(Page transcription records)
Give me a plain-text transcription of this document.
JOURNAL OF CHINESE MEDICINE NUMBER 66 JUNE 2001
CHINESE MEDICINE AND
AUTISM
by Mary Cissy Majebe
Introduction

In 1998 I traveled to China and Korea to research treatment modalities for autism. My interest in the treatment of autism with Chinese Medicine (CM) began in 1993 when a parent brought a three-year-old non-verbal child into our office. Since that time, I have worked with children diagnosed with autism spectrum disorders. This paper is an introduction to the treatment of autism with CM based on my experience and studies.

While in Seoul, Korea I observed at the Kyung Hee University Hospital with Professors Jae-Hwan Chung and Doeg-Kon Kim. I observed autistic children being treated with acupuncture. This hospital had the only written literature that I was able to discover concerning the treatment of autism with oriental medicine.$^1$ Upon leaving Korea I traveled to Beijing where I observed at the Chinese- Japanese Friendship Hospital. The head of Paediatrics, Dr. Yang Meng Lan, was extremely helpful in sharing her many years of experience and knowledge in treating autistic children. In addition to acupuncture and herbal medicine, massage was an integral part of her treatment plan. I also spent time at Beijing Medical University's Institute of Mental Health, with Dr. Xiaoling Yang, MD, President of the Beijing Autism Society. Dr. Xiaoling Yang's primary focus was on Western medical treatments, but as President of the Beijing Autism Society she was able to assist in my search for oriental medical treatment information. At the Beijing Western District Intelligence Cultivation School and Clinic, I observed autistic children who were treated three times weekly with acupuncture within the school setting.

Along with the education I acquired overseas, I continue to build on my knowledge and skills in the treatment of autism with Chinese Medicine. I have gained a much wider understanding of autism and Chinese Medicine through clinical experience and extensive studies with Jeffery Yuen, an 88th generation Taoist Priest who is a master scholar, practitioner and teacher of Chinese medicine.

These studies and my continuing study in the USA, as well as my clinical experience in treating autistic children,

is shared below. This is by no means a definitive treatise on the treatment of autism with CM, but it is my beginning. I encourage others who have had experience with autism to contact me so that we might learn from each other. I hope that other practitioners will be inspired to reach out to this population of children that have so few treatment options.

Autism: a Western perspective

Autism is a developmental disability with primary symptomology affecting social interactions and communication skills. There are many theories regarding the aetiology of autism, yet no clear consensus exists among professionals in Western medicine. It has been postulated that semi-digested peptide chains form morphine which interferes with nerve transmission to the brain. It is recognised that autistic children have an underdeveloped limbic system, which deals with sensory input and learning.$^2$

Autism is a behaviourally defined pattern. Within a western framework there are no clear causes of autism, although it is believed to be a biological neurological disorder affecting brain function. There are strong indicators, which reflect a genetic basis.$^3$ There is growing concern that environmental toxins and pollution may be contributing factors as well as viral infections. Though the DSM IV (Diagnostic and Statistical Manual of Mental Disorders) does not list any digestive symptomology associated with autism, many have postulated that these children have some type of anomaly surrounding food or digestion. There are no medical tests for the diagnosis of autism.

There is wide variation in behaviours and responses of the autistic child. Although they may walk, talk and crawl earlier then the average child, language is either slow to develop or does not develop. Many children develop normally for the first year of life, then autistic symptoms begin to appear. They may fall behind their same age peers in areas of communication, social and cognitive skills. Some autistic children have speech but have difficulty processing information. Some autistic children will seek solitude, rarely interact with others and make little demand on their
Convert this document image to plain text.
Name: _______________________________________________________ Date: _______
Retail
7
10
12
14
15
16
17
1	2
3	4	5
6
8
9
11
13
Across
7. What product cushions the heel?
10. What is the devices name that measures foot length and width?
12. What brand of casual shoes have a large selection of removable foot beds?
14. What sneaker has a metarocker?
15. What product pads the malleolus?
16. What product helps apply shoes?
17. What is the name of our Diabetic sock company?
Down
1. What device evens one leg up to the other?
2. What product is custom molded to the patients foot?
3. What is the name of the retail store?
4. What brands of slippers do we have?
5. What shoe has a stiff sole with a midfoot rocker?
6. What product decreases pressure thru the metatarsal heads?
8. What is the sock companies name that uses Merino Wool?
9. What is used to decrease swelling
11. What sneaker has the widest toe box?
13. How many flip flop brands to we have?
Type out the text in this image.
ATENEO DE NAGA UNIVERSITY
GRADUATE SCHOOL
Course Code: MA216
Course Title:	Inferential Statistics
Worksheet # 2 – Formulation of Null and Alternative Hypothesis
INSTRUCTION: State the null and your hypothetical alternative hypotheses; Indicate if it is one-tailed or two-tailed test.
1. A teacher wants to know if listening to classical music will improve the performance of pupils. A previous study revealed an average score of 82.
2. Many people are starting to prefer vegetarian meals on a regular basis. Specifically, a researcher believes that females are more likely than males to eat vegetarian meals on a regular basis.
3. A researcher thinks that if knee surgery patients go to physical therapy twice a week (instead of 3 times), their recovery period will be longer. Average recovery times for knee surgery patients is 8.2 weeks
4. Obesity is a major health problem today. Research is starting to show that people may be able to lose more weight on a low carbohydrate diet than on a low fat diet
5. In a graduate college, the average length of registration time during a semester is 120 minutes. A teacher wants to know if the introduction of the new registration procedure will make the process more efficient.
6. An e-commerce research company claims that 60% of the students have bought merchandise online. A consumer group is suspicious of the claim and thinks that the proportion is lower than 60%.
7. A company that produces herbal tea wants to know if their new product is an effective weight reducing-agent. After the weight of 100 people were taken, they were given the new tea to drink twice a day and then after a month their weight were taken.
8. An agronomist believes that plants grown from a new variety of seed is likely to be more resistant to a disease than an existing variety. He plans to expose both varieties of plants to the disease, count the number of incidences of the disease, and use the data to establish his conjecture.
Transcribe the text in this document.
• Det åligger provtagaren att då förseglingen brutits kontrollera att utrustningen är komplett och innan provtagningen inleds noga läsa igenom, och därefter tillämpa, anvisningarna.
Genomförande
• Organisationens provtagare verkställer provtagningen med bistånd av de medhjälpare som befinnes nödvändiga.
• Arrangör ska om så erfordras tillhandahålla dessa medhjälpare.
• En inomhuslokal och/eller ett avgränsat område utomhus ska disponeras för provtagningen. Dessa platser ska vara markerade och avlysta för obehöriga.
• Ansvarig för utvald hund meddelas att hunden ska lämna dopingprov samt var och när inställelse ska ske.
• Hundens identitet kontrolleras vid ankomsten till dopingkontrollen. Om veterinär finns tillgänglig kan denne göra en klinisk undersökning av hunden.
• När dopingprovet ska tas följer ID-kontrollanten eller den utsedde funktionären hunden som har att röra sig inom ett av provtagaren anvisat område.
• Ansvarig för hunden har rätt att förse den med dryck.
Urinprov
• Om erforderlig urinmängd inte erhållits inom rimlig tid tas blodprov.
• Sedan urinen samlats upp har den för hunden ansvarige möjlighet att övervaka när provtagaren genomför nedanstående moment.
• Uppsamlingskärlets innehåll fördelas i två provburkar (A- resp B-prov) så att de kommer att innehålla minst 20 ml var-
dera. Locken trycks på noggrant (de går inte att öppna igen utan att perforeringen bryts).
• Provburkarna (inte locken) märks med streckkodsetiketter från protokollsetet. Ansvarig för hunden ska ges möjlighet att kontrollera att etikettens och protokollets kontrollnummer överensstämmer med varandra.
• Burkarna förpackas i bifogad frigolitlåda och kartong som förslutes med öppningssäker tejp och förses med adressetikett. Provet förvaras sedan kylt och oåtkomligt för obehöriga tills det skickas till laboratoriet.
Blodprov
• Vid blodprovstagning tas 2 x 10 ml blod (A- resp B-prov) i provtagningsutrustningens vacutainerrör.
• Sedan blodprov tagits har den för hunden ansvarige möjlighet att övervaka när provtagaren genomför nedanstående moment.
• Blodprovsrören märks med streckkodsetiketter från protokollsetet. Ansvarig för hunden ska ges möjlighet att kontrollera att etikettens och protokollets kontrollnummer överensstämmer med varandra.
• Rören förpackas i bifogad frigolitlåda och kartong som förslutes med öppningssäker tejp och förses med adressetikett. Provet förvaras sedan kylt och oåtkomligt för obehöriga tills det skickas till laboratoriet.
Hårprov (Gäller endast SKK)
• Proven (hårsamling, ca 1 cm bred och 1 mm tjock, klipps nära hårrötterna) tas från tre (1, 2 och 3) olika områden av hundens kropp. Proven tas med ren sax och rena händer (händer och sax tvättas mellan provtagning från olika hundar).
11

## Work item
Give the count of lines in the data above that hold the string "obehöriga", with no additional words.

## Problem solution
3